## [Task statement]
Entries follow. Set all of them down as they stand.

-- Start Input records --

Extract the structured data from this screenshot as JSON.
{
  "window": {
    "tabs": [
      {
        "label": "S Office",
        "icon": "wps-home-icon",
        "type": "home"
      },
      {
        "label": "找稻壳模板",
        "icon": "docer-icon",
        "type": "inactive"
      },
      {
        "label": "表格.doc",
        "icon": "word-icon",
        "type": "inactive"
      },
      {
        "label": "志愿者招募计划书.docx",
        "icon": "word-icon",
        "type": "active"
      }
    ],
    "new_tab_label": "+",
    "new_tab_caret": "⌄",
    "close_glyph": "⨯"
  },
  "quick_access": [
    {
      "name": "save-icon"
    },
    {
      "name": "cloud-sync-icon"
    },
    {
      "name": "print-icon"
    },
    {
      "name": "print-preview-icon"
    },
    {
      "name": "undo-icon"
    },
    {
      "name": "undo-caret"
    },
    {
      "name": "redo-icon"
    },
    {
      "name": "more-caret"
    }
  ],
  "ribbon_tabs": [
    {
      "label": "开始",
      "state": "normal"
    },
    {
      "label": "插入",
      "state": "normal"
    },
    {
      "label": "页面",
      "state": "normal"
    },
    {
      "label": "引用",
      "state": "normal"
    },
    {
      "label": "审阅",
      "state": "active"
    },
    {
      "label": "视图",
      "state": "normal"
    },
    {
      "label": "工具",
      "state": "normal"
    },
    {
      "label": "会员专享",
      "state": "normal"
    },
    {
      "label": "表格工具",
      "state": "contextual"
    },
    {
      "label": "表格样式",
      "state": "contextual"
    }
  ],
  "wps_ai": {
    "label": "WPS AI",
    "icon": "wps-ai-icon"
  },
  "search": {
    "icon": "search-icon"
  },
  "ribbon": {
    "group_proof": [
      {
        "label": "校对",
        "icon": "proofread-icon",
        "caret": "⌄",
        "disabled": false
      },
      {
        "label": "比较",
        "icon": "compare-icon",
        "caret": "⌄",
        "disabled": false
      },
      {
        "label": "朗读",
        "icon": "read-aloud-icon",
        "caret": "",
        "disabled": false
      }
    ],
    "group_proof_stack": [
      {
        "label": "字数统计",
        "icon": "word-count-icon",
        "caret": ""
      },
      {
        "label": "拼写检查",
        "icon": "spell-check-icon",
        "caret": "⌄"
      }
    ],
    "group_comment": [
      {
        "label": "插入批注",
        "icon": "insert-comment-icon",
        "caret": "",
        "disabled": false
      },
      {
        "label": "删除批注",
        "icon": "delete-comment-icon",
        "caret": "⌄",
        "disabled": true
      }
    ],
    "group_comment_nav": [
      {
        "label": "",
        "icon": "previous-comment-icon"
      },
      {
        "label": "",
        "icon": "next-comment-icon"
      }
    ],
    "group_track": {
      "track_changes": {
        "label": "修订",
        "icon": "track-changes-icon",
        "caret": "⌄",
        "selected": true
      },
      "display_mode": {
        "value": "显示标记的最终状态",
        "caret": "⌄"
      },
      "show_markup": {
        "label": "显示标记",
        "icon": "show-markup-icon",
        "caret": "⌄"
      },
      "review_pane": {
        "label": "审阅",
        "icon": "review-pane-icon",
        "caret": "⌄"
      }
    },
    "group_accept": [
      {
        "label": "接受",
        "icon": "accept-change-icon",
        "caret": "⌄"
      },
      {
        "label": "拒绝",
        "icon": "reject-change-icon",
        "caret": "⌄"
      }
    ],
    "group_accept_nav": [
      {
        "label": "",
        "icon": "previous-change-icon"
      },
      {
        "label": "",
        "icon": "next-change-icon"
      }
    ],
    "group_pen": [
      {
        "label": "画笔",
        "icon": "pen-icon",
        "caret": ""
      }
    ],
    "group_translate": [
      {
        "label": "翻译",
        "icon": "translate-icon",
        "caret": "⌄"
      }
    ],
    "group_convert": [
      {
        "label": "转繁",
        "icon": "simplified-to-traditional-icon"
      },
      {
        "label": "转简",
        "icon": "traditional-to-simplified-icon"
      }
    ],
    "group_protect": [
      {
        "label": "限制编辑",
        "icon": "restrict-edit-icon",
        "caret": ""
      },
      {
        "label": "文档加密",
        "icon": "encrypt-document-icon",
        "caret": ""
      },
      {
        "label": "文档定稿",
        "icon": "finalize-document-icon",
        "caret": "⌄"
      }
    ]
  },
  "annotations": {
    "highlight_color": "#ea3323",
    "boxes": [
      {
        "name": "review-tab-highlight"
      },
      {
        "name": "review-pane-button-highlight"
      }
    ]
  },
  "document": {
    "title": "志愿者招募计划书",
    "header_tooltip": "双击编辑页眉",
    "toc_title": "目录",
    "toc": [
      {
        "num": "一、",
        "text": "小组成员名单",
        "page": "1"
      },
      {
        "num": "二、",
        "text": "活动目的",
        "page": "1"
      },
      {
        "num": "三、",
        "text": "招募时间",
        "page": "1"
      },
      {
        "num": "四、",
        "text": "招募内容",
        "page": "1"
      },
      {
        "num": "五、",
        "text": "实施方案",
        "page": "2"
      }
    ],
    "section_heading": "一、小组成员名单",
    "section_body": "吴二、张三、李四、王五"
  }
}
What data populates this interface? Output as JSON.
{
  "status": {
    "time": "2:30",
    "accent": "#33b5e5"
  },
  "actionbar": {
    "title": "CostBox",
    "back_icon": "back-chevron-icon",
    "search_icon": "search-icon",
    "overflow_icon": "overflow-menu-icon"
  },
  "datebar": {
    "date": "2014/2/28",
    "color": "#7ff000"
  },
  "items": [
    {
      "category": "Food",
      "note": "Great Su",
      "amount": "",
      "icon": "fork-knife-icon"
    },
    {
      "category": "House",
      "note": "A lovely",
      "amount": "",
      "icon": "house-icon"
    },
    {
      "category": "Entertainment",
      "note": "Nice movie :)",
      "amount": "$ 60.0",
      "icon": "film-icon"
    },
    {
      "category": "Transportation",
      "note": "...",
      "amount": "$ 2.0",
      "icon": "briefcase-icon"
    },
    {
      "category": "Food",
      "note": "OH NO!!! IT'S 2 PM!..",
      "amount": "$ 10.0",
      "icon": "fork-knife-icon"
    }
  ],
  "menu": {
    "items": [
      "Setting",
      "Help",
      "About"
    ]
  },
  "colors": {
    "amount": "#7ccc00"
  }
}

-- End Input records --

## [Response below]
Extract the structured data from this screenshot as JSON.
{
  "window": {
    "tabs": [
      {
        "label": "S Office",
        "icon": "wps-home-icon",
        "type": "home"
      },
      {
        "label": "找稻壳模板",
        "icon": "docer-icon",
        "type": "inactive"
      },
      {
        "label": "表格.doc",
        "icon": "word-icon",
        "type": "inactive"
      },
      {
        "label": "志愿者招募计划书.docx",
        "icon": "word-icon",
        "type": "active"
      }
    ],
    "new_tab_label": "+",
    "new_tab_caret": "⌄",
    "close_glyph": "⨯"
  },
  "quick_access": [
    {
      "name": "save-icon"
    },
    {
      "name": "cloud-sync-icon"
    },
    {
      "name": "print-icon"
    },
    {
      "name": "print-preview-icon"
    },
    {
      "name": "undo-icon"
    },
    {
      "name": "undo-caret"
    },
    {
      "name": "redo-icon"
    },
    {
      "name": "more-caret"
    }
  ],
  "ribbon_tabs": [
    {
      "label": "开始",
      "state": "normal"
    },
    {
      "label": "插入",
      "state": "normal"
    },
    {
      "label": "页面",
      "state": "normal"
    },
    {
      "label": "引用",
      "state": "normal"
    },
    {
      "label": "审阅",
      "state": "active"
    },
    {
      "label": "视图",
      "state": "normal"
    },
    {
      "label": "工具",
      "state": "normal"
    },
    {
      "label": "会员专享",
      "state": "normal"
    },
    {
      "label": "表格工具",
      "state": "contextual"
    },
    {
      "label": "表格样式",
      "state": "contextual"
    }
  ],
  "wps_ai": {
    "label": "WPS AI",
    "icon": "wps-ai-icon"
  },
  "search": {
    "icon": "search-icon"
  },
  "ribbon": {
    "group_proof": [
      {
        "label": "校对",
        "icon": "proofread-icon",
        "caret": "⌄",
        "disabled": false
      },
      {
        "label": "比较",
        "icon": "compare-icon",
        "caret": "⌄",
        "disabled": false
      },
      {
        "label": "朗读",
        "icon": "read-aloud-icon",
        "caret": "",
        "disabled": false
      }
    ],
    "group_proof_stack": [
      {
        "label": "字数统计",
        "icon": "word-count-icon",
        "caret": ""
      },
      {
        "label": "拼写检查",
        "icon": "spell-check-icon",
        "caret": "⌄"
      }
    ],
    "group_comment": [
      {
        "label": "插入批注",
        "icon": "insert-comment-icon",
        "caret": "",
        "disabled": false
      },
      {
        "label": "删除批注",
        "icon": "delete-comment-icon",
        "caret": "⌄",
        "disabled": true
      }
    ],
    "group_comment_nav": [
      {
        "label": "",
        "icon": "previous-comment-icon"
      },
      {
        "label": "",
        "icon": "next-comment-icon"
      }
    ],
    "group_track": {
      "track_changes": {
        "label": "修订",
        "icon": "track-changes-icon",
        "caret": "⌄",
        "selected": true
      },
      "display_mode": {
        "value": "显示标记的最终状态",
        "caret": "⌄"
      },
      "show_markup": {
        "label": "显示标记",
        "icon": "show-markup-icon",
        "caret": "⌄"
      },
      "review_pane": {
        "label": "审阅",
        "icon": "review-pane-icon",
        "caret": "⌄"
      }
    },
    "group_accept": [
      {
        "label": "接受",
        "icon": "accept-change-icon",
        "caret": "⌄"
      },
      {
        "label": "拒绝",
        "icon": "reject-change-icon",
        "caret": "⌄"
      }
    ],
    "group_accept_nav": [
      {
        "label": "",
        "icon": "previous-change-icon"
      },
      {
        "label": "",
        "icon": "next-change-icon"
      }
    ],
    "group_pen": [
      {
        "label": "画笔",
        "icon": "pen-icon",
        "caret": ""
      }
    ],
    "group_translate": [
      {
        "label": "翻译",
        "icon": "translate-icon",
        "caret": "⌄"
      }
    ],
    "group_convert": [
      {
        "label": "转繁",
        "icon": "simplified-to-traditional-icon"
      },
      {
        "label": "转简",
        "icon": "traditional-to-simplified-icon"
      }
    ],
    "group_protect": [
      {
        "label": "限制编辑",
        "icon": "restrict-edit-icon",
        "caret": ""
      },
      {
        "label": "文档加密",
        "icon": "encrypt-document-icon",
        "caret": ""
      },
      {
        "label": "文档定稿",
        "icon": "finalize-document-icon",
        "caret": "⌄"
      }
    ]
  },
  "annotations": {
    "highlight_color": "#ea3323",
    "boxes": [
      {
        "name": "review-tab-highlight"
      },
      {
        "name": "review-pane-button-highlight"
      }
    ]
  },
  "document": {
    "title": "志愿者招募计划书",
    "header_tooltip": "双击编辑页眉",
    "toc_title": "目录",
    "toc": [
      {
        "num": "一、",
        "text": "小组成员名单",
        "page": "1"
      },
      {
        "num": "二、",
        "text": "活动目的",
        "page": "1"
      },
      {
        "num": "三、",
        "text": "招募时间",
        "page": "1"
      },
      {
        "num": "四、",
        "text": "招募内容",
        "page": "1"
      },
      {
        "num": "五、",
        "text": "实施方案",
        "page": "2"
      }
    ],
    "section_heading": "一、小组成员名单",
    "section_body": "吴二、张三、李四、王五"
  }
}
What data populates this interface? Output as JSON.
{
  "status": {
    "time": "2:30",
    "accent": "#33b5e5"
  },
  "actionbar": {
    "title": "CostBox",
    "back_icon": "back-chevron-icon",
    "search_icon": "search-icon",
    "overflow_icon": "overflow-menu-icon"
  },
  "datebar": {
    "date": "2014/2/28",
    "color": "#7ff000"
  },
  "items": [
    {
      "category": "Food",
      "note": "Great Su",
      "amount": "",
      "icon": "fork-knife-icon"
    },
    {
      "category": "House",
      "note": "A lovely",
      "amount": "",
      "icon": "house-icon"
    },
    {
      "category": "Entertainment",
      "note": "Nice movie :)",
      "amount": "$ 60.0",
      "icon": "film-icon"
    },
    {
      "category": "Transportation",
      "note": "...",
      "amount": "$ 2.0",
      "icon": "briefcase-icon"
    },
    {
      "category": "Food",
      "note": "OH NO!!! IT'S 2 PM!..",
      "amount": "$ 10.0",
      "icon": "fork-knife-icon"
    }
  ],
  "menu": {
    "items": [
      "Setting",
      "Help",
      "About"
    ]
  },
  "colors": {
    "amount": "#7ccc00"
  }
}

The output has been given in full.